* START GIVEN TEXT *

To All the Boys: Always and Forever is a 2021 American teen romantic comedy film directed by Michael Fimognari and starring Lana Condor and Noah Centineo. The film is based on Jenny Han's 2017 novel Always and Forever, Lara Jean and is a sequel to To All the Boys: P.S. I Still Love You (2020), and the third and final installment in the To All the Boys film series.  It was released on February 12, 2021, by Netflix.

Plot
Lara Jean Covey, accompanied by her sisters, Kitty and Margot; her father, Dan; and her neighbor Trina Rothschild, visits Seoul for spring break. She reconnects with the memory of her mother by searching for a lock her mother had left on a bridge to memorialize her love for Dan, and finally manages to read her accompanying message, which says "for the rest of my life." Returning home, she mentions to her boyfriend, Peter Kavinsky, that the two of them never had a meet-cute, meeting Peter's disbelief because he remembers their first meeting quite well. She nervously waits for the result of her Stanford University application so she can attend college with Peter. As Dan's relationship with Trina becomes more serious and the family begins to plan their upcoming wedding, Lara Jean is accepted to her safety schools, the University of California, Berkeley and New York University, but disappointed when she is rejected from Stanford.

Initially leaning towards Berkeley to live closer to Peter, Lara Jean enjoys New York City during a school trip and decides on NYU. She explains her decision to Peter, but his disappointment at her decision is palpable, and he decides to break up with her on prom night to save himself what he sees as the inevitable breakdown of a long-distance relationship. Respecting Lara Jean's wishes, Peter skips Dan and Trina's wedding; he also meets with his formerly absentee father for a meal and chooses to try and reconnect despite the years of his absence. After the wedding festivities, Kitty conspires with Peter to set up a meeting between him and Lara Jean under the wedding tent. Lara Jean finds a letter in her yearbook from Peter containing his account of their first meeting in sixth grade and a proposed contract to always love each other despite the  between Stanford and NYU. Peter walks in and asks her to sign on, to which she joyfully assents. The film ends with Lara Jean's reflection on wanting what she has with Peter, regardless of what films say and what stereotypes say about long-distance relationships. She remains optimistic that the distance will offer them the opportunity to keep writing love letters to one another.

Cast

 Lana Condor as Lara Jean, a high school student and Peter's girlfriend
 Momona Tamada as young Lara Jean
 Noah Centineo as Peter, Lara Jean's boyfriend and a popular lacrosse player
 Rian McCririck as young Peter
 Janel Parrish as Margot, Lara Jean's mature and responsible older sister who goes to college in Scotland
 Anna Cathcart as Kitty, Lara Jean's playful little sister who got her and Peter together
John Corbett as Dr. Covey, Lara Jean's kind and somewhat protective father
Sarayu Blue as Trina Rothschild, the Coveys' friendly neighbor who develops a budding romance with Lara Jean's dad
Madeleine Arthur as Christine, Gen's cousin and Lara Jean's best friend (who goes by "Chris")

* END GIVEN TEXT *

- EXERCISE DIRECTIONS
Write out the part of the film article between "To All the Boys: Always" and "2021, by Netflix.", inclusive. The lines that come next have nothing to do with the film article above.

* START AVAILABLE DATA *

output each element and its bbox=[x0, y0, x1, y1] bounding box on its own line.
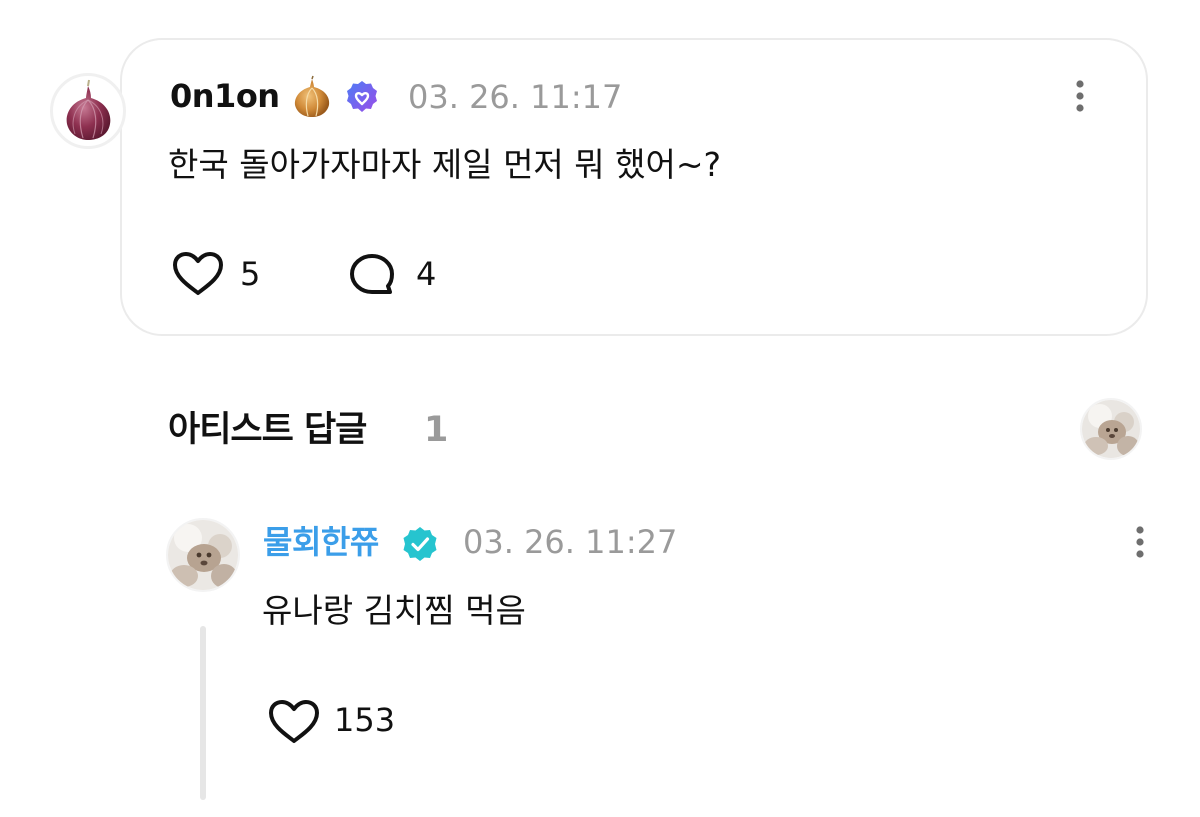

* END AVAILABLE DATA *

- EXPECTED OUTPUT
To All the Boys: Always and Forever is a 2021 American teen romantic comedy film directed by Michael Fimognari and starring Lana Condor and Noah Centineo. The film is based on Jenny Han's 2017 novel Always and Forever, Lara Jean and is a sequel to To All the Boys: P.S. I Still Love You (2020), and the third and final installment in the To All the Boys film series.  It was released on February 12, 2021, by Netflix.